#### DATASET EXCERPTS:
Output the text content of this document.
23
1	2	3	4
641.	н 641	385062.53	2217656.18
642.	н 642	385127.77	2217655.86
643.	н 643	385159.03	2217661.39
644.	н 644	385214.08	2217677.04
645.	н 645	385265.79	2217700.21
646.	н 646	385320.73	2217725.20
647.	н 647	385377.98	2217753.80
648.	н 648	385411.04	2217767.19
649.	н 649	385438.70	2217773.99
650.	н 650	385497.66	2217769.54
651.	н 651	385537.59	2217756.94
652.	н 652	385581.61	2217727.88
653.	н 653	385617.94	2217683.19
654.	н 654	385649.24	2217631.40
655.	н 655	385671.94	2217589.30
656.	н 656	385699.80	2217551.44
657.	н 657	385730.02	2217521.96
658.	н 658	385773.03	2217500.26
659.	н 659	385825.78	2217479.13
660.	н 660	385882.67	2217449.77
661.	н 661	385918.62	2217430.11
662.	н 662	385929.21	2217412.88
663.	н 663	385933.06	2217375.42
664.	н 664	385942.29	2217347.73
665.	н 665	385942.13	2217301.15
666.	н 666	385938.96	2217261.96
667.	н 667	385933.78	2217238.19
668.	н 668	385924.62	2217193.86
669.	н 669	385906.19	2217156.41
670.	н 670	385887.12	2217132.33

#### EXERCISE DESCRIPTION:
Show the data once more, exactly as it was written.

#### CORRECT ANSWER:
Output the text content of this document.
23
1	2	3	4
641.	н 641	385062.53	2217656.18
642.	н 642	385127.77	2217655.86
643.	н 643	385159.03	2217661.39
644.	н 644	385214.08	2217677.04
645.	н 645	385265.79	2217700.21
646.	н 646	385320.73	2217725.20
647.	н 647	385377.98	2217753.80
648.	н 648	385411.04	2217767.19
649.	н 649	385438.70	2217773.99
650.	н 650	385497.66	2217769.54
651.	н 651	385537.59	2217756.94
652.	н 652	385581.61	2217727.88
653.	н 653	385617.94	2217683.19
654.	н 654	385649.24	2217631.40
655.	н 655	385671.94	2217589.30
656.	н 656	385699.80	2217551.44
657.	н 657	385730.02	2217521.96
658.	н 658	385773.03	2217500.26
659.	н 659	385825.78	2217479.13
660.	н 660	385882.67	2217449.77
661.	н 661	385918.62	2217430.11
662.	н 662	385929.21	2217412.88
663.	н 663	385933.06	2217375.42
664.	н 664	385942.29	2217347.73
665.	н 665	385942.13	2217301.15
666.	н 666	385938.96	2217261.96
667.	н 667	385933.78	2217238.19
668.	н 668	385924.62	2217193.86
669.	н 669	385906.19	2217156.41
670.	н 670	385887.12	2217132.33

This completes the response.